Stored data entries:
++++

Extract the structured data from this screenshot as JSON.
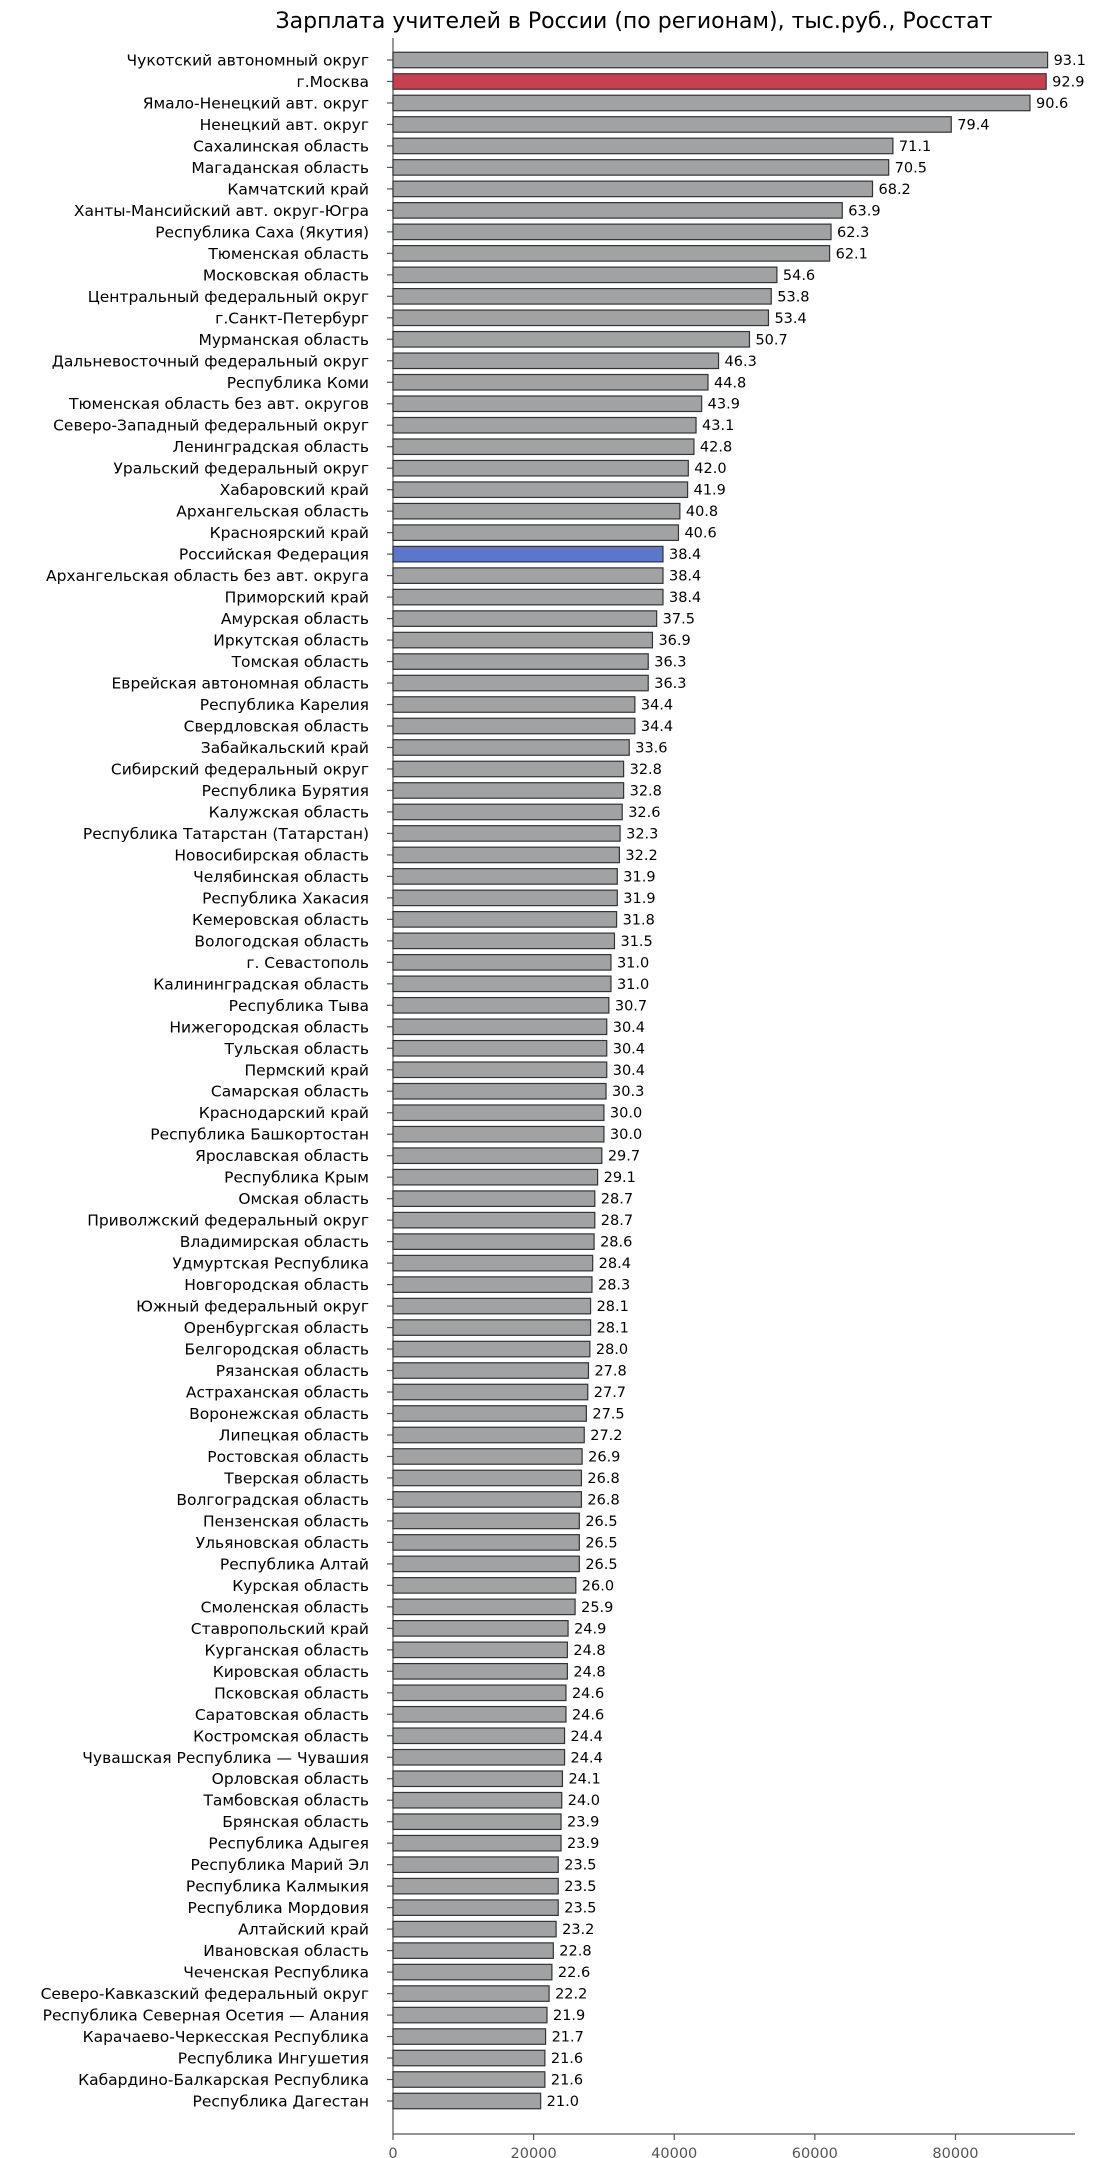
{
  "chart_data": {
    "type": "bar",
    "orientation": "horizontal",
    "title": "Зарплата учителей в России (по регионам), тыс.руб., Росстат",
    "xlabel": "",
    "ylabel": "",
    "xlim": [
      0,
      97000
    ],
    "x_ticks": [
      0,
      20000,
      40000,
      60000,
      80000
    ],
    "x_tick_labels": [
      "0",
      "20000",
      "40000",
      "60000",
      "80000"
    ],
    "colors": {
      "default": "#a0a2a4",
      "highlight_red": "#c8404f",
      "highlight_blue": "#5b77cc",
      "edge": "#333333"
    },
    "categories": [
      "Чукотский автономный округ",
      "г.Москва",
      "Ямало-Ненецкий авт. округ",
      "Ненецкий авт. округ",
      "Сахалинская область",
      "Магаданская область",
      "Камчатский край",
      "Ханты-Мансийский авт. округ-Югра",
      "Республика Саха (Якутия)",
      "Тюменская область",
      "Московская область",
      "Центральный федеральный округ",
      "г.Санкт-Петербург",
      "Мурманская область",
      "Дальневосточный федеральный округ",
      "Республика Коми",
      "Тюменская область без авт. округов",
      "Северо-Западный федеральный округ",
      "Ленинградская область",
      "Уральский федеральный округ",
      "Хабаровский край",
      "Архангельская область",
      "Красноярский край",
      "Российская Федерация",
      "Архангельская область без авт. округа",
      "Приморский край",
      "Амурская область",
      "Иркутская область",
      "Томская область",
      "Еврейская автономная область",
      "Республика Карелия",
      "Свердловская область",
      "Забайкальский край",
      "Сибирский федеральный округ",
      "Республика Бурятия",
      "Калужская область",
      "Республика Татарстан (Татарстан)",
      "Новосибирская область",
      "Челябинская область",
      "Республика Хакасия",
      "Кемеровская область",
      "Вологодская область",
      "г. Севастополь",
      "Калининградская область",
      "Республика Тыва",
      "Нижегородская область",
      "Тульская область",
      "Пермский край",
      "Самарская область",
      "Краснодарский край",
      "Республика Башкортостан",
      "Ярославская область",
      "Республика Крым",
      "Омская область",
      "Приволжский федеральный округ",
      "Владимирская область",
      "Удмуртская Республика",
      "Новгородская область",
      "Южный федеральный округ",
      "Оренбургская область",
      "Белгородская область",
      "Рязанская область",
      "Астраханская область",
      "Воронежская область",
      "Липецкая область",
      "Ростовская область",
      "Тверская область",
      "Волгоградская область",
      "Пензенская область",
      "Ульяновская область",
      "Республика Алтай",
      "Курская область",
      "Смоленская область",
      "Ставропольский край",
      "Курганская область",
      "Кировская область",
      "Псковская область",
      "Саратовская область",
      "Костромская область",
      "Чувашская Республика — Чувашия",
      "Орловская область",
      "Тамбовская область",
      "Брянская область",
      "Республика Адыгея",
      "Республика Марий Эл",
      "Республика Калмыкия",
      "Республика Мордовия",
      "Алтайский край",
      "Ивановская область",
      "Чеченская Республика",
      "Северо-Кавказский федеральный округ",
      "Республика Северная Осетия — Алания",
      "Карачаево-Черкесская Республика",
      "Республика Ингушетия",
      "Кабардино-Балкарская Республика",
      "Республика Дагестан"
    ],
    "values": [
      93100,
      92900,
      90600,
      79400,
      71100,
      70500,
      68200,
      63900,
      62300,
      62100,
      54600,
      53800,
      53400,
      50700,
      46300,
      44800,
      43900,
      43100,
      42800,
      42000,
      41900,
      40800,
      40600,
      38400,
      38400,
      38400,
      37500,
      36900,
      36300,
      36300,
      34400,
      34400,
      33600,
      32800,
      32800,
      32600,
      32300,
      32200,
      31900,
      31900,
      31800,
      31500,
      31000,
      31000,
      30700,
      30400,
      30400,
      30400,
      30300,
      30000,
      30000,
      29700,
      29100,
      28700,
      28700,
      28600,
      28400,
      28300,
      28100,
      28100,
      28000,
      27800,
      27700,
      27500,
      27200,
      26900,
      26800,
      26800,
      26500,
      26500,
      26500,
      26000,
      25900,
      24900,
      24800,
      24800,
      24600,
      24600,
      24400,
      24400,
      24100,
      24000,
      23900,
      23900,
      23500,
      23500,
      23500,
      23200,
      22800,
      22600,
      22200,
      21900,
      21700,
      21600,
      21600,
      21000
    ],
    "value_labels": [
      "93.1",
      "92.9",
      "90.6",
      "79.4",
      "71.1",
      "70.5",
      "68.2",
      "63.9",
      "62.3",
      "62.1",
      "54.6",
      "53.8",
      "53.4",
      "50.7",
      "46.3",
      "44.8",
      "43.9",
      "43.1",
      "42.8",
      "42.0",
      "41.9",
      "40.8",
      "40.6",
      "38.4",
      "38.4",
      "38.4",
      "37.5",
      "36.9",
      "36.3",
      "36.3",
      "34.4",
      "34.4",
      "33.6",
      "32.8",
      "32.8",
      "32.6",
      "32.3",
      "32.2",
      "31.9",
      "31.9",
      "31.8",
      "31.5",
      "31.0",
      "31.0",
      "30.7",
      "30.4",
      "30.4",
      "30.4",
      "30.3",
      "30.0",
      "30.0",
      "29.7",
      "29.1",
      "28.7",
      "28.7",
      "28.6",
      "28.4",
      "28.3",
      "28.1",
      "28.1",
      "28.0",
      "27.8",
      "27.7",
      "27.5",
      "27.2",
      "26.9",
      "26.8",
      "26.8",
      "26.5",
      "26.5",
      "26.5",
      "26.0",
      "25.9",
      "24.9",
      "24.8",
      "24.8",
      "24.6",
      "24.6",
      "24.4",
      "24.4",
      "24.1",
      "24.0",
      "23.9",
      "23.9",
      "23.5",
      "23.5",
      "23.5",
      "23.2",
      "22.8",
      "22.6",
      "22.2",
      "21.9",
      "21.7",
      "21.6",
      "21.6",
      "21.0"
    ],
    "highlights": {
      "1": "highlight_red",
      "23": "highlight_blue"
    }
  }
}
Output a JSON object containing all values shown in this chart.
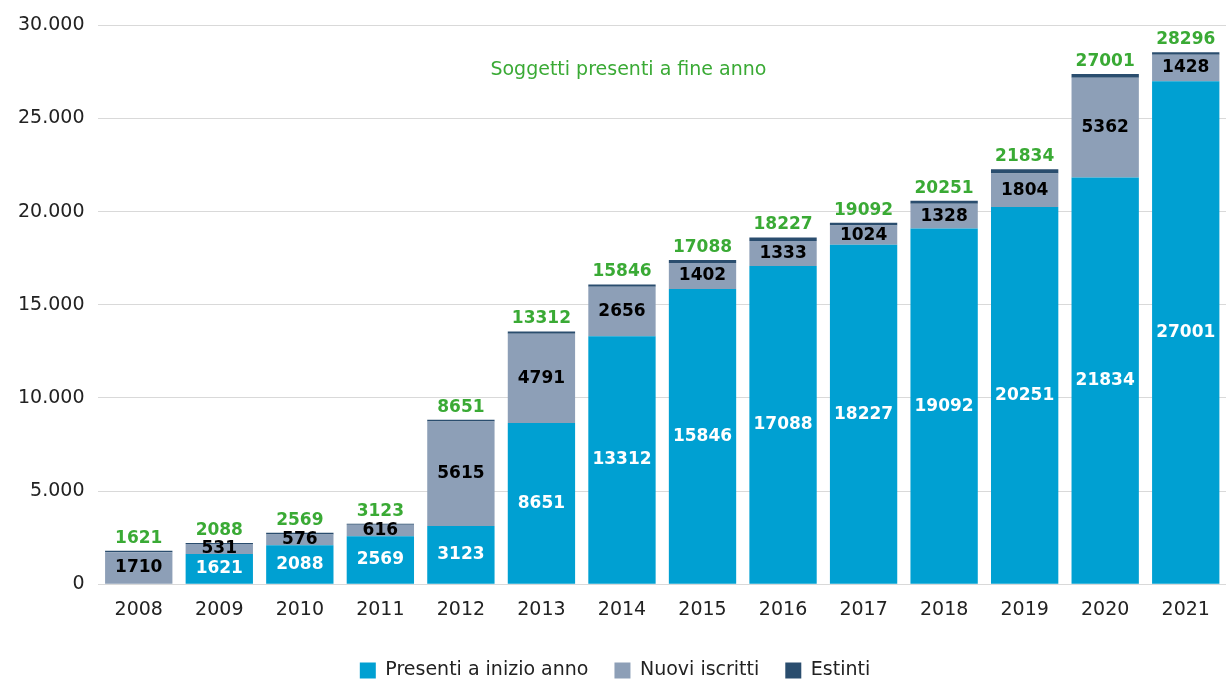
{
  "chart_data": {
    "type": "bar",
    "stacked": true,
    "categories": [
      "2008",
      "2009",
      "2010",
      "2011",
      "2012",
      "2013",
      "2014",
      "2015",
      "2016",
      "2017",
      "2018",
      "2019",
      "2020",
      "2021"
    ],
    "series": [
      {
        "name": "Presenti a inizio anno",
        "color": "#00a0d2",
        "values": [
          0,
          1621,
          2088,
          2569,
          3123,
          8651,
          13312,
          15846,
          17088,
          18227,
          19092,
          20251,
          21834,
          27001
        ],
        "value_labels": [
          null,
          "1621",
          "2088",
          "2569",
          "3123",
          "8651",
          "13312",
          "15846",
          "17088",
          "18227",
          "19092",
          "20251",
          "21834",
          "27001"
        ]
      },
      {
        "name": "Nuovi iscritti",
        "color": "#8d9fb7",
        "values": [
          1710,
          531,
          576,
          616,
          5615,
          4791,
          2656,
          1402,
          1333,
          1024,
          1328,
          1804,
          5362,
          1428
        ],
        "value_labels": [
          "1710",
          "531",
          "576",
          "616",
          "5615",
          "4791",
          "2656",
          "1402",
          "1333",
          "1024",
          "1328",
          "1804",
          "5362",
          "1428"
        ]
      },
      {
        "name": "Estinti",
        "color": "#2a4d6e",
        "values": [
          89,
          64,
          95,
          62,
          87,
          130,
          122,
          160,
          194,
          159,
          169,
          221,
          195,
          133
        ]
      }
    ],
    "annotations": [
      "Soggetti presenti a fine anno",
      {
        "text": "1621",
        "x": "2008",
        "y": 1799
      },
      {
        "text": "2088",
        "x": "2009",
        "y": 2216
      },
      {
        "text": "2569",
        "x": "2010",
        "y": 2759
      },
      {
        "text": "3123",
        "x": "2011",
        "y": 3247
      },
      {
        "text": "8651",
        "x": "2012",
        "y": 8825
      },
      {
        "text": "13312",
        "x": "2013",
        "y": 13572
      },
      {
        "text": "15846",
        "x": "2014",
        "y": 16090
      },
      {
        "text": "17088",
        "x": "2015",
        "y": 17408
      },
      {
        "text": "18227",
        "x": "2016",
        "y": 18615
      },
      {
        "text": "19092",
        "x": "2017",
        "y": 19410
      },
      {
        "text": "20251",
        "x": "2018",
        "y": 20589
      },
      {
        "text": "21834",
        "x": "2019",
        "y": 22276
      },
      {
        "text": "27001",
        "x": "2020",
        "y": 27391
      },
      {
        "text": "28296",
        "x": "2021",
        "y": 28562
      }
    ],
    "ylim": [
      0,
      30000
    ],
    "yticks": [
      0,
      {
        "value": 5000,
        "label": "5.000"
      },
      {
        "value": 10000,
        "label": "10.000"
      },
      {
        "value": 15000,
        "label": "15.000"
      },
      {
        "value": 20000,
        "label": "20.000"
      },
      {
        "value": 25000,
        "label": "25.000"
      },
      {
        "value": 30000,
        "label": "30.000"
      }
    ],
    "grid": "y",
    "legend": "bottom"
  }
}
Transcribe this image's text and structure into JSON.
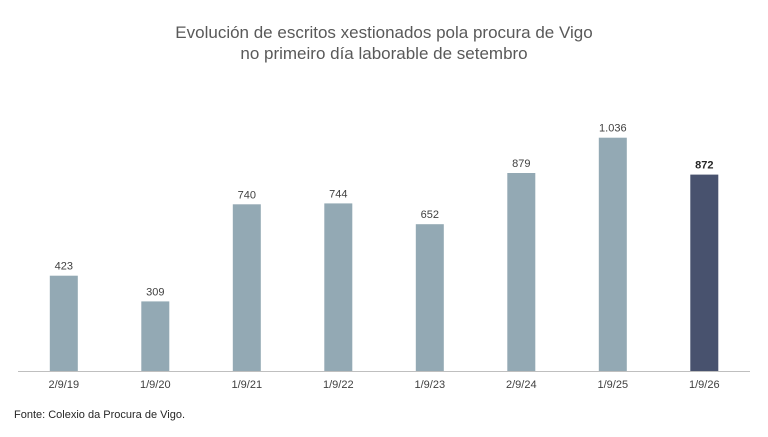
{
  "chart_data": {
    "type": "bar",
    "title": "Evolución de escritos xestionados pola procura de Vigo",
    "subtitle": "no primeiro día laborable de setembro",
    "xlabel": "",
    "ylabel": "",
    "categories": [
      "2/9/19",
      "1/9/20",
      "1/9/21",
      "1/9/22",
      "1/9/23",
      "2/9/24",
      "1/9/25",
      "1/9/26"
    ],
    "values": [
      423,
      309,
      740,
      744,
      652,
      879,
      1036,
      872
    ],
    "value_labels": [
      "423",
      "309",
      "740",
      "744",
      "652",
      "879",
      "1.036",
      "872"
    ],
    "ylim": [
      0,
      1150
    ],
    "grid": false,
    "legend": "none",
    "colors": {
      "bar": "#93a9b4",
      "highlight_bar": "#48526e",
      "axis": "#bfbfbf"
    },
    "highlight_index": 7
  },
  "source": "Fonte: Colexio da Procura de Vigo."
}
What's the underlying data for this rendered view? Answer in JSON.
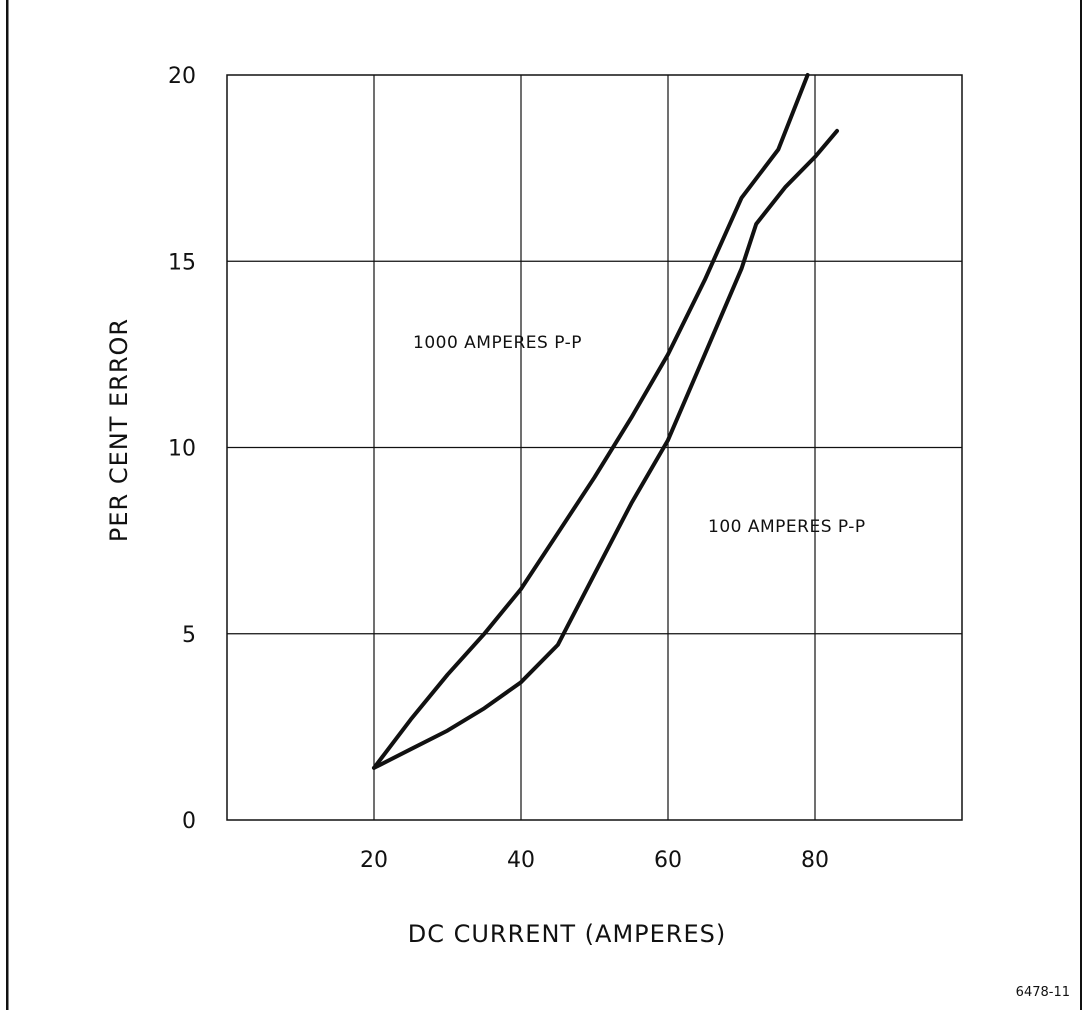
{
  "chart_data": {
    "type": "line",
    "title": "",
    "xlabel": "DC CURRENT (AMPERES)",
    "ylabel": "PER CENT ERROR",
    "xlim": [
      0,
      100
    ],
    "ylim": [
      0,
      20
    ],
    "x_ticks": [
      20,
      40,
      60,
      80
    ],
    "y_ticks": [
      0,
      5,
      10,
      15,
      20
    ],
    "x_tick_labels": [
      "20",
      "40",
      "60",
      "80"
    ],
    "y_tick_labels": [
      "0",
      "5",
      "10",
      "15",
      "20"
    ],
    "grid": true,
    "series": [
      {
        "name": "1000 AMPERES P-P",
        "x": [
          20,
          25,
          30,
          35,
          40,
          45,
          50,
          55,
          60,
          65,
          70,
          75,
          79
        ],
        "y": [
          1.4,
          2.7,
          3.9,
          5.0,
          6.2,
          7.7,
          9.2,
          10.8,
          12.5,
          14.5,
          16.7,
          18.0,
          20.0
        ]
      },
      {
        "name": "100 AMPERES P-P",
        "x": [
          20,
          25,
          30,
          35,
          40,
          45,
          50,
          55,
          60,
          65,
          70,
          72,
          76,
          80,
          83
        ],
        "y": [
          1.4,
          1.9,
          2.4,
          3.0,
          3.7,
          4.7,
          6.6,
          8.5,
          10.2,
          12.5,
          14.8,
          16.0,
          17.0,
          17.8,
          18.5
        ]
      }
    ],
    "figure_number": "6478-11",
    "color": "#111111"
  }
}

++++

• Exercise objective
Pull every line containing the word "Vigo" out of the material.

• Output of the exercise
    "title": "Evolución de escritos xestionados pola procura de Vigo",
  "source": "Fonte: Colexio da Procura de Vigo."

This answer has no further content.